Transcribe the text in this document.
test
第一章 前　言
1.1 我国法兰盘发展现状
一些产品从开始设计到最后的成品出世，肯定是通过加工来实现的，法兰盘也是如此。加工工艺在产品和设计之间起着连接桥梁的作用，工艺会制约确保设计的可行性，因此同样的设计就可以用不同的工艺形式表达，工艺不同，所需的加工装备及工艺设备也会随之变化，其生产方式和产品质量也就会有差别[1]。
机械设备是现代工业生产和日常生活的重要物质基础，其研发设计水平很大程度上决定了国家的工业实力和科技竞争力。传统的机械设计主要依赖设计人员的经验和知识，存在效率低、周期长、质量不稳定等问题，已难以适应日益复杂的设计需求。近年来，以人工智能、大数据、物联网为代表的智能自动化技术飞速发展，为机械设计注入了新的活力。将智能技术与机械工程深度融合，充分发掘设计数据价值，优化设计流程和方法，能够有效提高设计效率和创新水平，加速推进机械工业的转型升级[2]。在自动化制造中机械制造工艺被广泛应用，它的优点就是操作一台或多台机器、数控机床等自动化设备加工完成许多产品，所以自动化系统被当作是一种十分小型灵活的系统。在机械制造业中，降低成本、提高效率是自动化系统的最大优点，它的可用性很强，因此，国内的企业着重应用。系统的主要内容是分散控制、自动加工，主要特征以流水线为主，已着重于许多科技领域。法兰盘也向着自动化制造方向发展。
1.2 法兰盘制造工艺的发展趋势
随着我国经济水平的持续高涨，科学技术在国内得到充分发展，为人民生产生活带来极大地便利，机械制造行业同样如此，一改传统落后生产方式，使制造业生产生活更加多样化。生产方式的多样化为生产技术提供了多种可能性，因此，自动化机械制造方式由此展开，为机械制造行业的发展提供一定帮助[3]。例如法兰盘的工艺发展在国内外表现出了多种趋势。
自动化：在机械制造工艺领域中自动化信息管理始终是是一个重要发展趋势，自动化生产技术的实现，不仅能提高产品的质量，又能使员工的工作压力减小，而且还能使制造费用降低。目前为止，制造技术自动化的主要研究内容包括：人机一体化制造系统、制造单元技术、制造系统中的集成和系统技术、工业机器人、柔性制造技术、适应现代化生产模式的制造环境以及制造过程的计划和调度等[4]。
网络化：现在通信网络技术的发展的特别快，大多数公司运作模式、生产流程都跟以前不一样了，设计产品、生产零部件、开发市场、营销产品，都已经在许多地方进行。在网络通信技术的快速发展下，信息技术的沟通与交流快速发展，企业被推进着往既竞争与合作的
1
= = = = =
→ STATED TASK
Copy the entries above exactly, leaving none out.

→ THE COMPLETED TASK
Transcribe the text in this document.
test
第一章 前　言
1.1 我国法兰盘发展现状
一些产品从开始设计到最后的成品出世，肯定是通过加工来实现的，法兰盘也是如此。加工工艺在产品和设计之间起着连接桥梁的作用，工艺会制约确保设计的可行性，因此同样的设计就可以用不同的工艺形式表达，工艺不同，所需的加工装备及工艺设备也会随之变化，其生产方式和产品质量也就会有差别[1]。
机械设备是现代工业生产和日常生活的重要物质基础，其研发设计水平很大程度上决定了国家的工业实力和科技竞争力。传统的机械设计主要依赖设计人员的经验和知识，存在效率低、周期长、质量不稳定等问题，已难以适应日益复杂的设计需求。近年来，以人工智能、大数据、物联网为代表的智能自动化技术飞速发展，为机械设计注入了新的活力。将智能技术与机械工程深度融合，充分发掘设计数据价值，优化设计流程和方法，能够有效提高设计效率和创新水平，加速推进机械工业的转型升级[2]。在自动化制造中机械制造工艺被广泛应用，它的优点就是操作一台或多台机器、数控机床等自动化设备加工完成许多产品，所以自动化系统被当作是一种十分小型灵活的系统。在机械制造业中，降低成本、提高效率是自动化系统的最大优点，它的可用性很强，因此，国内的企业着重应用。系统的主要内容是分散控制、自动加工，主要特征以流水线为主，已着重于许多科技领域。法兰盘也向着自动化制造方向发展。
1.2 法兰盘制造工艺的发展趋势
随着我国经济水平的持续高涨，科学技术在国内得到充分发展，为人民生产生活带来极大地便利，机械制造行业同样如此，一改传统落后生产方式，使制造业生产生活更加多样化。生产方式的多样化为生产技术提供了多种可能性，因此，自动化机械制造方式由此展开，为机械制造行业的发展提供一定帮助[3]。例如法兰盘的工艺发展在国内外表现出了多种趋势。
自动化：在机械制造工艺领域中自动化信息管理始终是是一个重要发展趋势，自动化生产技术的实现，不仅能提高产品的质量，又能使员工的工作压力减小，而且还能使制造费用降低。目前为止，制造技术自动化的主要研究内容包括：人机一体化制造系统、制造单元技术、制造系统中的集成和系统技术、工业机器人、柔性制造技术、适应现代化生产模式的制造环境以及制造过程的计划和调度等[4]。
网络化：现在通信网络技术的发展的特别快，大多数公司运作模式、生产流程都跟以前不一样了，设计产品、生产零部件、开发市场、营销产品，都已经在许多地方进行。在网络通信技术的快速发展下，信息技术的沟通与交流快速发展，企业被推进着往既竞争与合作的
1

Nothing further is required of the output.